Dataset entries
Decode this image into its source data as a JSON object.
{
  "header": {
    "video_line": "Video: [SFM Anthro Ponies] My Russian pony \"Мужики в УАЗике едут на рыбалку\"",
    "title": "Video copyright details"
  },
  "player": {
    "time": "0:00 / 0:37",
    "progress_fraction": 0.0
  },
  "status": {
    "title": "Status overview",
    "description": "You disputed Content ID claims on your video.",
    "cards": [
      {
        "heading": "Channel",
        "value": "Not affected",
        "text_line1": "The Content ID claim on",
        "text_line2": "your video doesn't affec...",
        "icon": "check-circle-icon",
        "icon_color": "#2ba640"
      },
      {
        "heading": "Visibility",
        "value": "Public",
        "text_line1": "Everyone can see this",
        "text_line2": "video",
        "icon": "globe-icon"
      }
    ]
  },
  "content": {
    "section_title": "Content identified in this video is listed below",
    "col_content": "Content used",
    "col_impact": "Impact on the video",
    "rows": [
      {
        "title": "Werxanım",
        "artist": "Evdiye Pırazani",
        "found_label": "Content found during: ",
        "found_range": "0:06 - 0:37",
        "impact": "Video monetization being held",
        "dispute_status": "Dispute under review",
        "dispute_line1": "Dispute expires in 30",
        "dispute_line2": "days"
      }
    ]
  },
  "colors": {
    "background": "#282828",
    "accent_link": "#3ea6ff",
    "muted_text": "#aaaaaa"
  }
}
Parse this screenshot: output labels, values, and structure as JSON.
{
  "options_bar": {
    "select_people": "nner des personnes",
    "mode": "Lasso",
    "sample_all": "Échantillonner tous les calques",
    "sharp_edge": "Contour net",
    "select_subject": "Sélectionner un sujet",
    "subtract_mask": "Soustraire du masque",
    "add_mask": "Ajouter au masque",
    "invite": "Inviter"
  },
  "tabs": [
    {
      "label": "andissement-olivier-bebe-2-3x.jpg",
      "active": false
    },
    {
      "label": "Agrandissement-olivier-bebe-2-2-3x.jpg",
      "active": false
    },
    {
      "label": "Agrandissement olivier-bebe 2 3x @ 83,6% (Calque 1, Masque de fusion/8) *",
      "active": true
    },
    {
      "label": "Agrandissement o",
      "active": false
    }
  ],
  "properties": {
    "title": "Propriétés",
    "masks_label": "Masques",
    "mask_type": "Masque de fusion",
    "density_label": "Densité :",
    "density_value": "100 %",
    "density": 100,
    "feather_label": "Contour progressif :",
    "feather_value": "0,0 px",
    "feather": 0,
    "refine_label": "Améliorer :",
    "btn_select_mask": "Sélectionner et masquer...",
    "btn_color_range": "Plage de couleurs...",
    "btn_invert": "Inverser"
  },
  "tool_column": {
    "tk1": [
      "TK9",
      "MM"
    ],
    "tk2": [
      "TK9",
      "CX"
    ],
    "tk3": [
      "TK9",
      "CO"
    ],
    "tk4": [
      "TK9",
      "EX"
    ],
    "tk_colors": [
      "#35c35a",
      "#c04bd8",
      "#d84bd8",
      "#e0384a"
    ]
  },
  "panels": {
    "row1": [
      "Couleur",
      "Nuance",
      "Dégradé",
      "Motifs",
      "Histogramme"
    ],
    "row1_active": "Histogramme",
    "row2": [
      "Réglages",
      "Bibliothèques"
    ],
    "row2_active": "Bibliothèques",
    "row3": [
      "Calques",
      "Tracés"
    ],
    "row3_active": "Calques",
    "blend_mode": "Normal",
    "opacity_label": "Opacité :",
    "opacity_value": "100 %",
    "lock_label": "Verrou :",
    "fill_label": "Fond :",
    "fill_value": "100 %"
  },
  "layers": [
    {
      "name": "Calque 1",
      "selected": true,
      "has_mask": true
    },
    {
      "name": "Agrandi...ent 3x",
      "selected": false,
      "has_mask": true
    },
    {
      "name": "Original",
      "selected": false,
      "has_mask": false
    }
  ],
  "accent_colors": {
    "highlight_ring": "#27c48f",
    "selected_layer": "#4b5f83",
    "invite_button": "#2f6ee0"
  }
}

_Request_
Set down every record above exactly as given.

_Task response_
Decode this image into its source data as a JSON object.
{
  "header": {
    "video_line": "Video: [SFM Anthro Ponies] My Russian pony \"Мужики в УАЗике едут на рыбалку\"",
    "title": "Video copyright details"
  },
  "player": {
    "time": "0:00 / 0:37",
    "progress_fraction": 0.0
  },
  "status": {
    "title": "Status overview",
    "description": "You disputed Content ID claims on your video.",
    "cards": [
      {
        "heading": "Channel",
        "value": "Not affected",
        "text_line1": "The Content ID claim on",
        "text_line2": "your video doesn't affec...",
        "icon": "check-circle-icon",
        "icon_color": "#2ba640"
      },
      {
        "heading": "Visibility",
        "value": "Public",
        "text_line1": "Everyone can see this",
        "text_line2": "video",
        "icon": "globe-icon"
      }
    ]
  },
  "content": {
    "section_title": "Content identified in this video is listed below",
    "col_content": "Content used",
    "col_impact": "Impact on the video",
    "rows": [
      {
        "title": "Werxanım",
        "artist": "Evdiye Pırazani",
        "found_label": "Content found during: ",
        "found_range": "0:06 - 0:37",
        "impact": "Video monetization being held",
        "dispute_status": "Dispute under review",
        "dispute_line1": "Dispute expires in 30",
        "dispute_line2": "days"
      }
    ]
  },
  "colors": {
    "background": "#282828",
    "accent_link": "#3ea6ff",
    "muted_text": "#aaaaaa"
  }
}
Parse this screenshot: output labels, values, and structure as JSON.
{
  "options_bar": {
    "select_people": "nner des personnes",
    "mode": "Lasso",
    "sample_all": "Échantillonner tous les calques",
    "sharp_edge": "Contour net",
    "select_subject": "Sélectionner un sujet",
    "subtract_mask": "Soustraire du masque",
    "add_mask": "Ajouter au masque",
    "invite": "Inviter"
  },
  "tabs": [
    {
      "label": "andissement-olivier-bebe-2-3x.jpg",
      "active": false
    },
    {
      "label": "Agrandissement-olivier-bebe-2-2-3x.jpg",
      "active": false
    },
    {
      "label": "Agrandissement olivier-bebe 2 3x @ 83,6% (Calque 1, Masque de fusion/8) *",
      "active": true
    },
    {
      "label": "Agrandissement o",
      "active": false
    }
  ],
  "properties": {
    "title": "Propriétés",
    "masks_label": "Masques",
    "mask_type": "Masque de fusion",
    "density_label": "Densité :",
    "density_value": "100 %",
    "density": 100,
    "feather_label": "Contour progressif :",
    "feather_value": "0,0 px",
    "feather": 0,
    "refine_label": "Améliorer :",
    "btn_select_mask": "Sélectionner et masquer...",
    "btn_color_range": "Plage de couleurs...",
    "btn_invert": "Inverser"
  },
  "tool_column": {
    "tk1": [
      "TK9",
      "MM"
    ],
    "tk2": [
      "TK9",
      "CX"
    ],
    "tk3": [
      "TK9",
      "CO"
    ],
    "tk4": [
      "TK9",
      "EX"
    ],
    "tk_colors": [
      "#35c35a",
      "#c04bd8",
      "#d84bd8",
      "#e0384a"
    ]
  },
  "panels": {
    "row1": [
      "Couleur",
      "Nuance",
      "Dégradé",
      "Motifs",
      "Histogramme"
    ],
    "row1_active": "Histogramme",
    "row2": [
      "Réglages",
      "Bibliothèques"
    ],
    "row2_active": "Bibliothèques",
    "row3": [
      "Calques",
      "Tracés"
    ],
    "row3_active": "Calques",
    "blend_mode": "Normal",
    "opacity_label": "Opacité :",
    "opacity_value": "100 %",
    "lock_label": "Verrou :",
    "fill_label": "Fond :",
    "fill_value": "100 %"
  },
  "layers": [
    {
      "name": "Calque 1",
      "selected": true,
      "has_mask": true
    },
    {
      "name": "Agrandi...ent 3x",
      "selected": false,
      "has_mask": true
    },
    {
      "name": "Original",
      "selected": false,
      "has_mask": false
    }
  ],
  "accent_colors": {
    "highlight_ring": "#27c48f",
    "selected_layer": "#4b5f83",
    "invite_button": "#2f6ee0"
  }
}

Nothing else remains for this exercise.